Dataset records:
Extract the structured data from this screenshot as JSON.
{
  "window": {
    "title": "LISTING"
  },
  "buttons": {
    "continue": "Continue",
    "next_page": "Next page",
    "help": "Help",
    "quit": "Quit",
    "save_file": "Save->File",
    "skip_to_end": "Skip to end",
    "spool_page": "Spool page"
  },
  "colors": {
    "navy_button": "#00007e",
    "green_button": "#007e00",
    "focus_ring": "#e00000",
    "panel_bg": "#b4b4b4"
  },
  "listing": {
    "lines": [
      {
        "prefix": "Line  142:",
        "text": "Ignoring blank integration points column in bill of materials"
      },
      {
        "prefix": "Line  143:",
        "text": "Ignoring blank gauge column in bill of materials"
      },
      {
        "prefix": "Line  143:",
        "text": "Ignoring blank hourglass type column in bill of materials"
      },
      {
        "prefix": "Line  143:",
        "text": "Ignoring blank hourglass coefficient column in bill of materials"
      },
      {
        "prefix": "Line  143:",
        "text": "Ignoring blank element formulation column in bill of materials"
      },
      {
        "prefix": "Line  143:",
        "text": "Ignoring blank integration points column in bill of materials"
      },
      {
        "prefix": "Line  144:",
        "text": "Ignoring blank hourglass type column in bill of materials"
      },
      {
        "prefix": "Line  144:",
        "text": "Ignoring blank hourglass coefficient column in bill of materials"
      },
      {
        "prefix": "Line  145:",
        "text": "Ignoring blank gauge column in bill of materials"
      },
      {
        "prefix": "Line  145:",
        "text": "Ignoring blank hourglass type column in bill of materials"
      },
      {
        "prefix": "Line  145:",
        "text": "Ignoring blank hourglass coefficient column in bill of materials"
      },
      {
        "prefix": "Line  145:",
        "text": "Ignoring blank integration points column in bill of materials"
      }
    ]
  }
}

> PROBLEM REQUIREMENTS
Every record above must be duplicated exactly.

> SOLUTION TO THIS TASK
Extract the structured data from this screenshot as JSON.
{
  "window": {
    "title": "LISTING"
  },
  "buttons": {
    "continue": "Continue",
    "next_page": "Next page",
    "help": "Help",
    "quit": "Quit",
    "save_file": "Save->File",
    "skip_to_end": "Skip to end",
    "spool_page": "Spool page"
  },
  "colors": {
    "navy_button": "#00007e",
    "green_button": "#007e00",
    "focus_ring": "#e00000",
    "panel_bg": "#b4b4b4"
  },
  "listing": {
    "lines": [
      {
        "prefix": "Line  142:",
        "text": "Ignoring blank integration points column in bill of materials"
      },
      {
        "prefix": "Line  143:",
        "text": "Ignoring blank gauge column in bill of materials"
      },
      {
        "prefix": "Line  143:",
        "text": "Ignoring blank hourglass type column in bill of materials"
      },
      {
        "prefix": "Line  143:",
        "text": "Ignoring blank hourglass coefficient column in bill of materials"
      },
      {
        "prefix": "Line  143:",
        "text": "Ignoring blank element formulation column in bill of materials"
      },
      {
        "prefix": "Line  143:",
        "text": "Ignoring blank integration points column in bill of materials"
      },
      {
        "prefix": "Line  144:",
        "text": "Ignoring blank hourglass type column in bill of materials"
      },
      {
        "prefix": "Line  144:",
        "text": "Ignoring blank hourglass coefficient column in bill of materials"
      },
      {
        "prefix": "Line  145:",
        "text": "Ignoring blank gauge column in bill of materials"
      },
      {
        "prefix": "Line  145:",
        "text": "Ignoring blank hourglass type column in bill of materials"
      },
      {
        "prefix": "Line  145:",
        "text": "Ignoring blank hourglass coefficient column in bill of materials"
      },
      {
        "prefix": "Line  145:",
        "text": "Ignoring blank integration points column in bill of materials"
      }
    ]
  }
}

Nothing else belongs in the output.